[AIM OF THE TASK]: Give back the full listing verbatim, apart from its images.

[GIVEN INFORMATION]:
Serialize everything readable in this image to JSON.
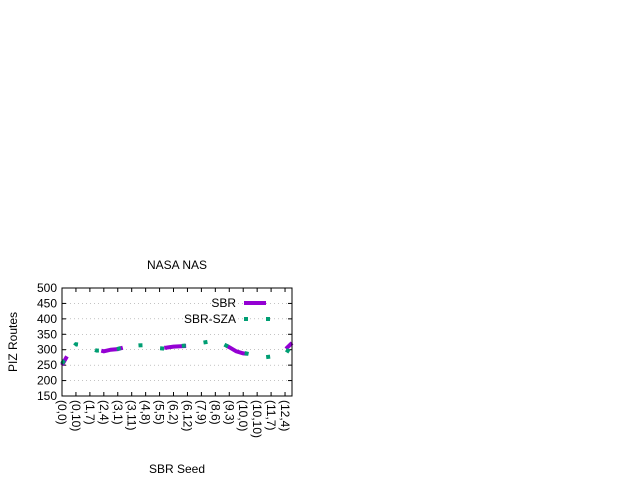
{
  "chart_data": {
    "type": "line",
    "title": "NASA NAS",
    "x_label": "SBR Seed",
    "y_label": "PIZ Routes",
    "categories": [
      "(0,0)",
      null,
      "(0,10)",
      null,
      "(1,7)",
      null,
      "(2,4)",
      null,
      "(3,1)",
      null,
      "(3,11)",
      null,
      "(4,8)",
      null,
      "(5,5)",
      null,
      "(6,2)",
      null,
      "(6,12)",
      null,
      "(7,9)",
      null,
      "(8,6)",
      null,
      "(9,3)",
      null,
      "(10,0)",
      null,
      "(10,10)",
      null,
      "(11,7)",
      null,
      "(12,4)",
      null
    ],
    "series": [
      {
        "name": "SBR",
        "color": "#9400d3",
        "values": [
          250,
          290,
          318,
          320,
          310,
          300,
          295,
          300,
          302,
          308,
          312,
          313,
          314,
          312,
          305,
          307,
          310,
          311,
          312,
          318,
          322,
          325,
          328,
          320,
          308,
          295,
          288,
          286,
          282,
          275,
          278,
          282,
          300,
          322
        ]
      },
      {
        "name": "SBR-SZA",
        "color": "#009e73",
        "values": [
          255,
          290,
          318,
          315,
          305,
          297,
          298,
          300,
          303,
          308,
          312,
          314,
          315,
          312,
          305,
          303,
          308,
          312,
          314,
          318,
          322,
          326,
          330,
          320,
          308,
          300,
          290,
          285,
          280,
          275,
          278,
          280,
          283,
          318
        ]
      }
    ],
    "ylim": [
      150,
      500
    ],
    "yticks": [
      150,
      200,
      250,
      300,
      350,
      400,
      450,
      500
    ],
    "grid": true,
    "legend": "top-right"
  }
}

[CORRECT RESPONSE]:
Serialize everything readable in this image to JSON.
{
  "chart_data": {
    "type": "line",
    "title": "NASA NAS",
    "x_label": "SBR Seed",
    "y_label": "PIZ Routes",
    "categories": [
      "(0,0)",
      null,
      "(0,10)",
      null,
      "(1,7)",
      null,
      "(2,4)",
      null,
      "(3,1)",
      null,
      "(3,11)",
      null,
      "(4,8)",
      null,
      "(5,5)",
      null,
      "(6,2)",
      null,
      "(6,12)",
      null,
      "(7,9)",
      null,
      "(8,6)",
      null,
      "(9,3)",
      null,
      "(10,0)",
      null,
      "(10,10)",
      null,
      "(11,7)",
      null,
      "(12,4)",
      null
    ],
    "series": [
      {
        "name": "SBR",
        "color": "#9400d3",
        "values": [
          250,
          290,
          318,
          320,
          310,
          300,
          295,
          300,
          302,
          308,
          312,
          313,
          314,
          312,
          305,
          307,
          310,
          311,
          312,
          318,
          322,
          325,
          328,
          320,
          308,
          295,
          288,
          286,
          282,
          275,
          278,
          282,
          300,
          322
        ]
      },
      {
        "name": "SBR-SZA",
        "color": "#009e73",
        "values": [
          255,
          290,
          318,
          315,
          305,
          297,
          298,
          300,
          303,
          308,
          312,
          314,
          315,
          312,
          305,
          303,
          308,
          312,
          314,
          318,
          322,
          326,
          330,
          320,
          308,
          300,
          290,
          285,
          280,
          275,
          278,
          280,
          283,
          318
        ]
      }
    ],
    "ylim": [
      150,
      500
    ],
    "yticks": [
      150,
      200,
      250,
      300,
      350,
      400,
      450,
      500
    ],
    "grid": true,
    "legend": "top-right"
  }
}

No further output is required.